***** Extrait source *****

Skip to article content

Étude des relations entre l'entraîneur sportif et la performance du club

Preprocessing

import pandas as pd
from IPython.display import display, HTML

Preprocessing match results

# Column names : 'League', 'Country', 'Season', 'Date', 'Home', 'HomeGoals', 'Away', 'AwayGoals'
match_results = pd.read_csv('data/extracted_match_results.csv', parse_dates=['Date'])

# Fix encoding issue : renaming 'Fu\303\237ball-Bundesliga' to 'Bundesliga'
match_results['League'] = match_results['League'].replace('Fu<U+00C3><U+009F>ball-Bundesliga', 'Bundesliga')

# Map country codes to country names
country_map = {'ENG': 'England', 'ITA': 'Italy', 'FRA': 'France', 'GER': 'Germany', 'ESP': 'Spain', 'POR': 'Portugal', 'SCO': 'Scotland', 'POL': 'Poland', 'GRE': 'Greece', 'TUR': 'Turkey', 'SUI': 'Switzerland', 'NED': 'Netherlands', 'BEL': 'Belgium', 'AUT': 'Austria'}
match_results['Country'] = match_results['Country'].map(country_map)
match_results.describe()
Loading...
match_results.head()
Loading...
def return_result(goal1, goal2):
    if goal1 > goal2:
        return 'win'
    elif goal1 < goal2:
        return 'loss'
    else:
        return 'draw'
    
match_results['HomeResult'] = match_results.apply(lambda x: return_result(x['HomeGoals'], x['AwayGoals']), axis=1)
match_results['AwayResult'] = match_results.apply(lambda x: return_result(x['AwayGoals'], x['HomeGoals']), axis=1)

home_results = match_results[['League', 'Country', 'Date', 'Home', 'HomeGoals', 'HomeResult']]
home_results = home_results.rename(columns={'Home': 'Team', 'HomeGoals': 'Goals', 'HomeResult': 'Result'})
home_results['isHome'] = True

away_results = match_results[['League', 'Country', 'Away', 'Date', 'AwayGoals', 'AwayResult']]
away_results = away_results.rename(columns={'Away': 'Team', 'AwayGoals': 'Goals', 'AwayResult': 'Result'})
away_results['isHome'] = False

match_results = pd.concat([home_results, away_results], ignore_index=True)

Preprocessing head coach

# Column names : 'Team', 'League', 'Country', 'HeadCoach', 'Appointed', 'EndDate', 'Tenure', 'Matches', 'Wins', 'Draws', 'Losses'
head_coach = pd.read_csv('data/extracted_head_coach.csv', parse_dates=['Appointed', 'EndDate'])
head_coach.head()
Loading...
head_coach.describe()
Loading...

We need to filter head coach that were not active between 2015 to 2023.

last_match = match_results['Date'].max()
first_match = match_results['Date'].min()

# Remove head coach that were appointed after 2023 season
head_coach = head_coach[head_coach['Appointed'] <= last_match]
# Keep head coach that were dimissed after 2015 or that are still active
head_coach = head_coach[(head_coach['EndDate'] >= first_match) | (head_coach['EndDate'].isna())]
# Ensuring there is only 1 head coach at a time in any given team.

head_coach_bis = head_coach.copy()
# Sort data by 'Team' and 'Appointed'
head_coach_bis = head_coach_bis.sort_values(['Team', 'Appointed'])

***** Données de travail *****

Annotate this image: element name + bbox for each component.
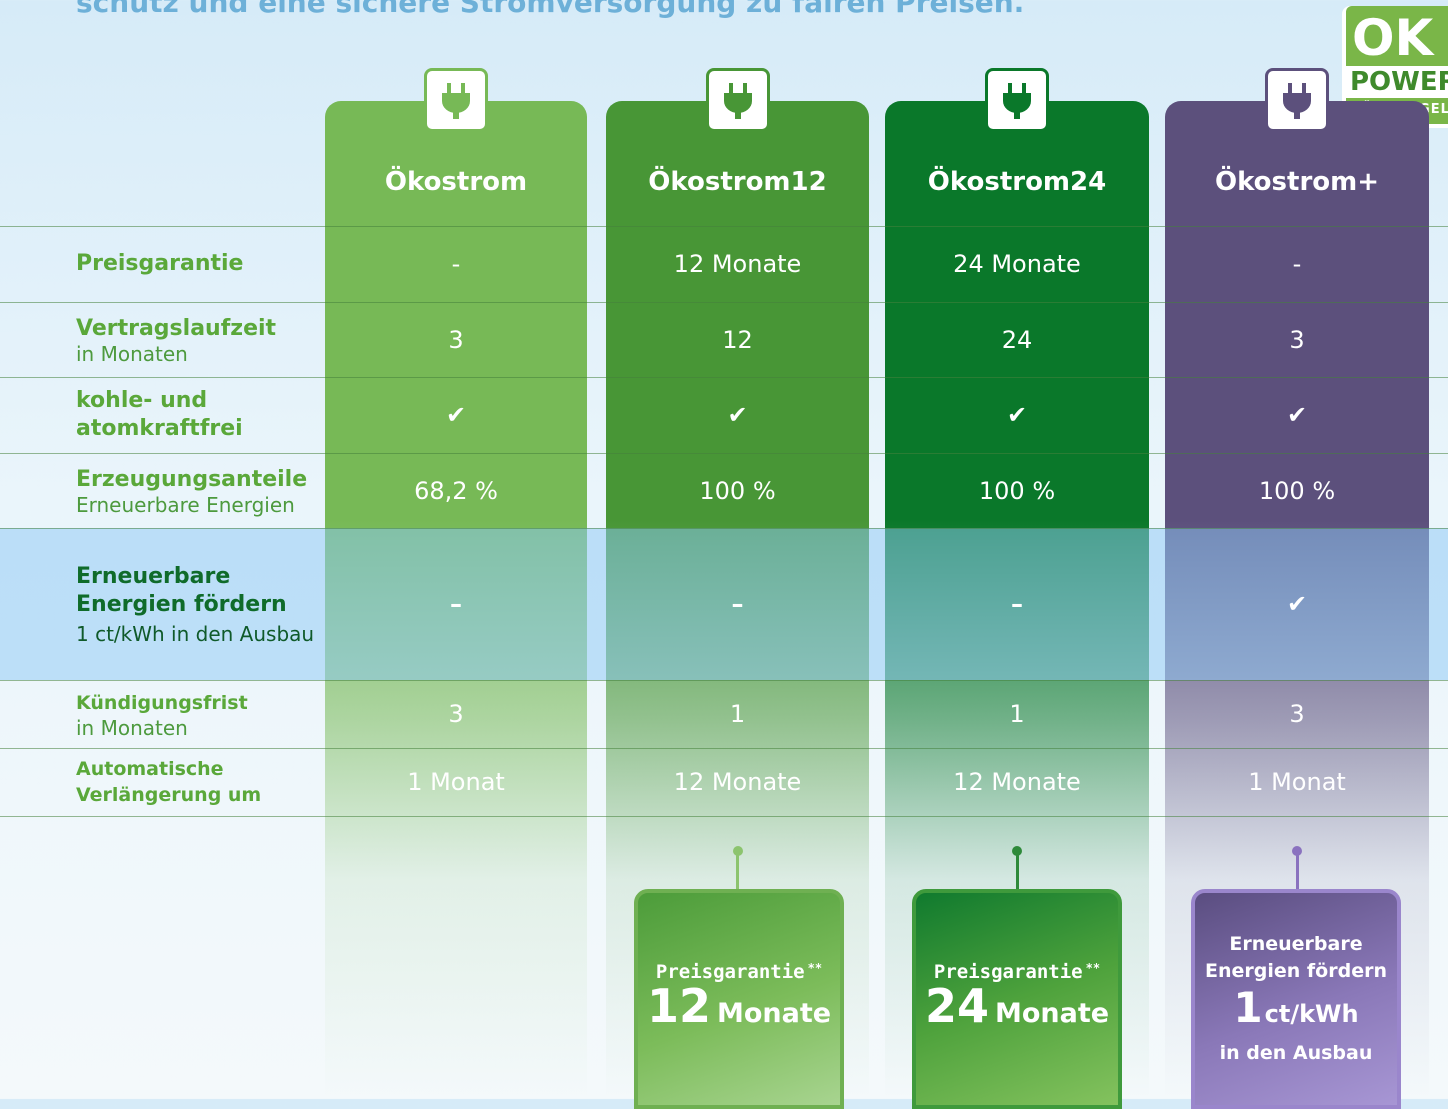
row-title: Erzeugungsanteile xyxy=(76,467,308,492)
plan-name: Ökostrom+ xyxy=(1214,167,1380,197)
highlight-band xyxy=(0,528,1448,680)
connector xyxy=(1015,852,1019,890)
connector-dot xyxy=(1292,846,1302,856)
cell-value: 100 % xyxy=(699,477,776,505)
row-label: Automatische Verlängerung um xyxy=(76,756,321,808)
callout-footer: in den Ausbau xyxy=(1219,1042,1373,1064)
cell-value: 24 xyxy=(1001,326,1033,354)
cell-value: – xyxy=(731,590,744,618)
cell-value: 12 Monate xyxy=(673,250,802,278)
heading: schutz und eine sichere Stromversorgung … xyxy=(76,0,1025,19)
plug-glyph xyxy=(442,83,470,119)
row-divider xyxy=(0,816,1448,817)
plan-name: Ökostrom12 xyxy=(648,167,827,197)
connector-dot xyxy=(732,846,743,856)
row-divider xyxy=(0,377,1448,378)
cell-value: 24 Monate xyxy=(953,250,1081,278)
row-divider xyxy=(0,528,1448,529)
callout-figure: 1ct/kWh xyxy=(1195,985,1397,1040)
row-title: Kündigungsfrist xyxy=(76,692,248,714)
cell-value: 3 xyxy=(448,326,464,354)
callout-box: Preisgarantie ** 24 Monate xyxy=(912,889,1122,1109)
callout-box: Preisgarantie ** 12 Monate xyxy=(634,889,844,1109)
callout-title: Preisgarantie xyxy=(655,961,805,983)
connector xyxy=(1295,852,1299,890)
cell-value: 12 Monate xyxy=(953,768,1081,796)
plug-icon xyxy=(985,68,1049,132)
callout-number: 12 xyxy=(646,979,711,1033)
callout-unit: ct/kWh xyxy=(1264,1000,1359,1028)
row-label: Erzeugungsanteile Erneuerbare Energien xyxy=(76,466,321,516)
row-sublabel: in Monaten xyxy=(76,342,188,366)
cell-value: ✔ xyxy=(1286,590,1308,618)
row-title: Vertragslaufzeit xyxy=(76,316,277,341)
cell-value: 1 xyxy=(729,700,746,728)
cell-value: 1 Monat xyxy=(407,768,505,796)
callout-unit: Monate xyxy=(994,998,1110,1029)
row-label: Kündigungsfrist in Monaten xyxy=(76,689,321,739)
cell-value: – xyxy=(1011,590,1023,618)
plan-name: Ökostrom xyxy=(384,167,528,197)
plug-glyph xyxy=(723,83,752,119)
connector-dot xyxy=(1012,846,1022,856)
cell-value: ✔ xyxy=(1286,401,1308,429)
row-divider xyxy=(0,453,1448,454)
plug-icon xyxy=(424,68,488,132)
row-label: kohle- und atomkraftfrei xyxy=(76,387,321,443)
row-divider xyxy=(0,302,1448,303)
badge-ok: OK xyxy=(1352,9,1434,67)
connector xyxy=(736,852,739,890)
callout-title: Preisgarantie xyxy=(933,961,1083,983)
row-sublabel: in Monaten xyxy=(76,716,188,740)
callout-number: 1 xyxy=(1233,983,1263,1032)
cell-value: ✔ xyxy=(445,401,467,429)
callout-title: Erneuerbare Energien fördern xyxy=(1205,933,1387,982)
callout-number: 24 xyxy=(924,979,989,1033)
plug-glyph xyxy=(1283,83,1311,119)
badge-power: POWER xyxy=(1350,67,1448,97)
row-sublabel: Erneuerbare Energien xyxy=(76,493,295,517)
callout-title-line: Preisgarantie ** xyxy=(638,961,840,983)
cell-value: 3 xyxy=(448,700,464,728)
cell-value: 12 Monate xyxy=(673,768,802,796)
callout-figure: 12 Monate xyxy=(638,979,840,1033)
row-title: Automatische Verlängerung um xyxy=(76,758,262,806)
row-divider xyxy=(0,680,1448,681)
row-label: Preisgarantie xyxy=(76,250,321,278)
cell-value: ✔ xyxy=(727,401,748,429)
cell-value: 68,2 % xyxy=(414,477,498,505)
cell-value: - xyxy=(1292,250,1302,278)
cell-value: 100 % xyxy=(1258,477,1336,505)
callout-figure: 24 Monate xyxy=(916,979,1118,1033)
row-title: Preisgarantie xyxy=(76,251,244,276)
callout-unit: Monate xyxy=(716,998,832,1029)
row-divider xyxy=(0,748,1448,749)
callout-note: ** xyxy=(807,961,823,975)
row-divider xyxy=(0,226,1448,227)
row-title: kohle- und atomkraftfrei xyxy=(76,388,243,441)
row-title: Erneuerbare Energien fördern xyxy=(76,564,287,617)
callout-title-line: Preisgarantie ** xyxy=(916,961,1118,983)
plug-glyph xyxy=(1003,83,1031,119)
cell-value: 100 % xyxy=(978,477,1056,505)
row-label: Erneuerbare Energien fördern 1 ct/kWh in … xyxy=(76,563,321,645)
row-sublabel: 1 ct/kWh in den Ausbau xyxy=(76,622,315,646)
cell-value: 12 xyxy=(722,326,753,354)
cell-value: - xyxy=(451,250,461,278)
cell-value: 1 xyxy=(1009,700,1025,728)
plan-name: Ökostrom24 xyxy=(927,167,1107,197)
row-label: Vertragslaufzeit in Monaten xyxy=(76,315,321,365)
cell-value: 1 Monat xyxy=(1248,768,1346,796)
ok-power-badge: OK POWER GÜTESIEGEL xyxy=(1342,6,1448,128)
cell-value: 3 xyxy=(1289,700,1305,728)
callout-note: ** xyxy=(1085,961,1101,975)
cell-value: ✔ xyxy=(1006,401,1028,429)
cell-value: 3 xyxy=(1289,326,1305,354)
plug-icon xyxy=(705,68,770,132)
plug-icon xyxy=(1265,68,1329,132)
cell-value: – xyxy=(450,590,462,618)
callout-box: Erneuerbare Energien fördern 1ct/kWh in de… xyxy=(1191,889,1401,1109)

*****

» **Consignes**:
#1 Dans l'extrait source, par quel nom la valeur mal encodée de la colonne 'League' est-elle remplacée ?
#2 Recopiez à l'identique les lignes de la liste comprises entre celle qui contient « row-title: Erzeugungsanteile xyxy=(76,467,308,492) » et celle qui contient « plug-icon xyxy=(424,68,488,132) », ces deux lignes incluses.

» **Réponses attendues**:
#1 Par 'Bundesliga'.

#2
row-title: Erzeugungsanteile xyxy=(76,467,308,492)
plan-name: Ökostrom+ xyxy=(1214,167,1380,197)
highlight-band xyxy=(0,528,1448,680)
connector xyxy=(1015,852,1019,890)
connector-dot xyxy=(1292,846,1302,856)
cell-value: 100 % xyxy=(699,477,776,505)
row-label: Automatische Verlängerung um xyxy=(76,756,321,808)
callout-footer: in den Ausbau xyxy=(1219,1042,1373,1064)
cell-value: 24 xyxy=(1001,326,1033,354)
cell-value: – xyxy=(731,590,744,618)
cell-value: 12 Monate xyxy=(673,250,802,278)
heading: schutz und eine sichere Stromversorgung … xyxy=(76,0,1025,19)
plug-glyph xyxy=(442,83,470,119)
row-divider xyxy=(0,816,1448,817)
plan-name: Ökostrom12 xyxy=(648,167,827,197)
connector-dot xyxy=(732,846,743,856)
row-divider xyxy=(0,377,1448,378)
cell-value: 24 Monate xyxy=(953,250,1081,278)
row-divider xyxy=(0,528,1448,529)
callout-figure: 1ct/kWh xyxy=(1195,985,1397,1040)
row-title: Kündigungsfrist xyxy=(76,692,248,714)
cell-value: 3 xyxy=(448,326,464,354)
callout-box: Preisgarantie ** 24 Monate xyxy=(912,889,1122,1109)
callout-box: Preisgarantie ** 12 Monate xyxy=(634,889,844,1109)
callout-title: Preisgarantie xyxy=(655,961,805,983)
connector xyxy=(1295,852,1299,890)
cell-value: 12 Monate xyxy=(953,768,1081,796)
plug-icon xyxy=(985,68,1049,132)
callout-number: 12 xyxy=(646,979,711,1033)
callout-unit: ct/kWh xyxy=(1264,1000,1359,1028)
row-label: Erzeugungsanteile Erneuerbare Energien xyxy=(76,466,321,516)
row-sublabel: in Monaten xyxy=(76,342,188,366)
cell-value: ✔ xyxy=(1286,590,1308,618)
row-title: Vertragslaufzeit xyxy=(76,316,277,341)
cell-value: 1 xyxy=(729,700,746,728)
cell-value: 1 Monat xyxy=(407,768,505,796)
callout-unit: Monate xyxy=(994,998,1110,1029)
row-label: Kündigungsfrist in Monaten xyxy=(76,689,321,739)
cell-value: – xyxy=(1011,590,1023,618)
plan-name: Ökostrom xyxy=(384,167,528,197)
plug-glyph xyxy=(723,83,752,119)
connector-dot xyxy=(1012,846,1022,856)
cell-value: ✔ xyxy=(1286,401,1308,429)
row-divider xyxy=(0,453,1448,454)
plug-icon xyxy=(424,68,488,132)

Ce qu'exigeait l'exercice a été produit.